* **WHAT THIS EXERCISE ASKS**:
(a) Summarize the course reading list in two sentences.
(b) Restate the paragraph of the course reading list beginning "The reason we have been teaching" as a bulleted list that keeps its main facts.
(c) Resume the course reading list after its final sentence, adding a brief passage in the same formal style.
Segment Start: STUDY TEXT
Reading List and Resources
Required book for the course:
- Edward Angel, Dave Shreiner
Interactive Computer Graphics: a Top-Down Approach With Shader-Based OpenGL
6th edition, Addison-Wesley, 2012.
Publishers link
The reason we have been teaching based on Angel's book for several years now has been the fact, that it helps the student to understand OpenGL, which is one of the most important graphics standards there is. Most of you, when you go off to industry and have to do graphics will encounter OpenGL code. We hope, that latest at that time you will benefit from the exposure of this course and in particular this book. There is a new edition of this book coming in early 2014, which will focus on WebGL.
The drawback is that Angel's book is not 'complete'. One of the most relied upon graphics books has been:
- John F. Hughes, Andries van Dam, Morgan McGuire, David F. Sklar, James D. Foley, Steven K. Feiner, Kurt Akeley, Computer Graphics:
Principles and Practice, 3rd edition, Addison-Wesley 2014.
Publishers link
It just appeared in a new edition (the 2nd edition was from 1995) and is a good resource.
Segment End: STUDY TEXT
Segment Start: MATERIAL PROVIDED
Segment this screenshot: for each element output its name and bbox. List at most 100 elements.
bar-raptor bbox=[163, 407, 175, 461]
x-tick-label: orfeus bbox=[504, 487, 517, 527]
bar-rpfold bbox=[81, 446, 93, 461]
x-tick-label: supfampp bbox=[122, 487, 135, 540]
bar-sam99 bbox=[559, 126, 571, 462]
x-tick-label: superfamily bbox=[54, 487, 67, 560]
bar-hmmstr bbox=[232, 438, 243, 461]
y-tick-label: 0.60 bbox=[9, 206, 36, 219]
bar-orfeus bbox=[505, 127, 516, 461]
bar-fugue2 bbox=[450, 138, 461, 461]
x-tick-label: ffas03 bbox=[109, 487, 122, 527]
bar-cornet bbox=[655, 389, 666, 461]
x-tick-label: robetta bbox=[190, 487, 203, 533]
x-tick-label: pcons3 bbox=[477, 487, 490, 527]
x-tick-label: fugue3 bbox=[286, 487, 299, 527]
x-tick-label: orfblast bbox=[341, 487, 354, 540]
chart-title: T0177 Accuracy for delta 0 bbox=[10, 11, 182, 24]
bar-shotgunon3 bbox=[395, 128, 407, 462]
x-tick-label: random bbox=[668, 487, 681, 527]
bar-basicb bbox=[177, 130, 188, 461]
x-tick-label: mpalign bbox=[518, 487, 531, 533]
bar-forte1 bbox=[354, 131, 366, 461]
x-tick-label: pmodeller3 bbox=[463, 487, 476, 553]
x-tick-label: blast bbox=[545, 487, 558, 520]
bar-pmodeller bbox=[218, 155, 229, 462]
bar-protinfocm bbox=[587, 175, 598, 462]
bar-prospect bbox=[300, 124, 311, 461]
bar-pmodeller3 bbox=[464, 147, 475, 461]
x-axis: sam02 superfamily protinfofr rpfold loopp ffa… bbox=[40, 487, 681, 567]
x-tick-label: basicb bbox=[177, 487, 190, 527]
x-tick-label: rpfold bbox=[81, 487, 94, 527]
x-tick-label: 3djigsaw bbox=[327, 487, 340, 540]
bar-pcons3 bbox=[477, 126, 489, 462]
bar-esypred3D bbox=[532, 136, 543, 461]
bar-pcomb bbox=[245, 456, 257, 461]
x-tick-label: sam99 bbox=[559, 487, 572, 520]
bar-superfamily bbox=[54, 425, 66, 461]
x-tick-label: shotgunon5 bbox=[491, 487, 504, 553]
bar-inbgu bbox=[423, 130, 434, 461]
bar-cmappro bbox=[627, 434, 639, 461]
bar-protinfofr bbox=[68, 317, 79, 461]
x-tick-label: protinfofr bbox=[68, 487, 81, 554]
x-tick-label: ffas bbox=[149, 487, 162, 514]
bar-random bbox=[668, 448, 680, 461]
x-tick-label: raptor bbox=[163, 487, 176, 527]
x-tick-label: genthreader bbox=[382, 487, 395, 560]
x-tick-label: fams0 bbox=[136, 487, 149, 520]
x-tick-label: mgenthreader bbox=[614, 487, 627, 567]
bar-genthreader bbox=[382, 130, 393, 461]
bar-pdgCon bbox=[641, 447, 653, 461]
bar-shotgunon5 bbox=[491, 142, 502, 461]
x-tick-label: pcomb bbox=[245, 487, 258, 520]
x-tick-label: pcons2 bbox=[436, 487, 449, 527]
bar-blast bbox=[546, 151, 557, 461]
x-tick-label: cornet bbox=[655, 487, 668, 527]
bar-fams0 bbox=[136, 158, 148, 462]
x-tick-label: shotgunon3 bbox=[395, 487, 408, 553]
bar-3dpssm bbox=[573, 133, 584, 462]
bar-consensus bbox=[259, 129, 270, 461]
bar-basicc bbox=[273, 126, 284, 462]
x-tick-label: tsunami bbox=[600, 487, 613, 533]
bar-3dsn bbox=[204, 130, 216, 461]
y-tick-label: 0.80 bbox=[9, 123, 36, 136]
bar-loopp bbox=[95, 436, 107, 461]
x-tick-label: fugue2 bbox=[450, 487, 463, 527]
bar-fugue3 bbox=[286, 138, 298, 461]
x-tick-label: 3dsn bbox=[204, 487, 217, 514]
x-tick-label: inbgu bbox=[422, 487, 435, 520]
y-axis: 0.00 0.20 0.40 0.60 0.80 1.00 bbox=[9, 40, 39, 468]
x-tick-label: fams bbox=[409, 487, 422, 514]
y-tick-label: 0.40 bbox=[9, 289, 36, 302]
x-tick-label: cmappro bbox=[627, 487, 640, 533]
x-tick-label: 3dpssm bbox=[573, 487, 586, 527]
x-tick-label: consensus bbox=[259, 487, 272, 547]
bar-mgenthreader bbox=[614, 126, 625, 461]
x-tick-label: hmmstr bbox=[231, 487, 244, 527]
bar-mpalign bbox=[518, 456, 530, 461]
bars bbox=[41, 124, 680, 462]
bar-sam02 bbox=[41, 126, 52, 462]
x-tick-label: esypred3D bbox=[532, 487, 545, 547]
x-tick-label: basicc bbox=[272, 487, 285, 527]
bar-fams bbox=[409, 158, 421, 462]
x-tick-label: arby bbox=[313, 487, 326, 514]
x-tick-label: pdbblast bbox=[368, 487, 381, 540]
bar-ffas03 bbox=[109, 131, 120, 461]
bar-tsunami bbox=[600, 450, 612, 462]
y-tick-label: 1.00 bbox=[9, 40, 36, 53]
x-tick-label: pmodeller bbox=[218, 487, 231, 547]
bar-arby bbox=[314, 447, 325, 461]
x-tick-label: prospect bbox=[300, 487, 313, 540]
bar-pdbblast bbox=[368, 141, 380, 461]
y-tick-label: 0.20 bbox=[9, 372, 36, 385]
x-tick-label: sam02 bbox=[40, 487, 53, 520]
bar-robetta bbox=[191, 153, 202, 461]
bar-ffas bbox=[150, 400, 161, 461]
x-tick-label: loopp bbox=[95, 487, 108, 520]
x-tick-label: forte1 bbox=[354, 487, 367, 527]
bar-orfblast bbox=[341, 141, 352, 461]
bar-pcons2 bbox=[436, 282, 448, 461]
Segment End: MATERIAL PROVIDED
* **EXERCISE ANSWERS**:
(a) The course requires Angel and Shreiner's Interactive Computer Graphics: a Top-Down Approach With Shader-Based OpenGL (6th edition, 2012), which has been used for several years because it helps students understand OpenGL, a leading graphics standard they are likely to meet in industry; a new edition focusing on WebGL is expected in early 2014. Since that book is not complete, the list also points to Computer Graphics: Principles and Practice (3rd edition, 2014) by Hughes and others as a good resource.

(b)
- Teaching has been based on Angel's book for several years.
- The book helps students understand OpenGL, one of the most important graphics standards.
- Most students who go on to do graphics in industry will encounter OpenGL code and may benefit from this course and the book at that point, if not before.
- A new edition of the book, focused on WebGL, is expected in early 2014.

(c)
If there is any book, that can replace Hughes et al., it ought to be the one by Shirley et al. There are a number of people who really like it and I can only highly recommend it:
- Peter Shirley, Michael Ashikhmin, Steve Marschner,
Fundamentals of Computer Graphics, 3rd edition, AK Peters/CRC Press 2009.
Publishers link
Last, but not least, a great companion for all questions regarding 'OpenGL' is the SuperBible:
- Richard S. Wright Jr., Nicholas Haemel, Graham Sellers, Benjamin Lipchak,
OpenGL SuperBible: Comprehensive Tutorial and Reference, 6th edition, Addison-Wesley 2010.
Book Homepage
Make sure to check out at least the fifth edition, since only that edition will cover the new OpenGL (after release 3.x).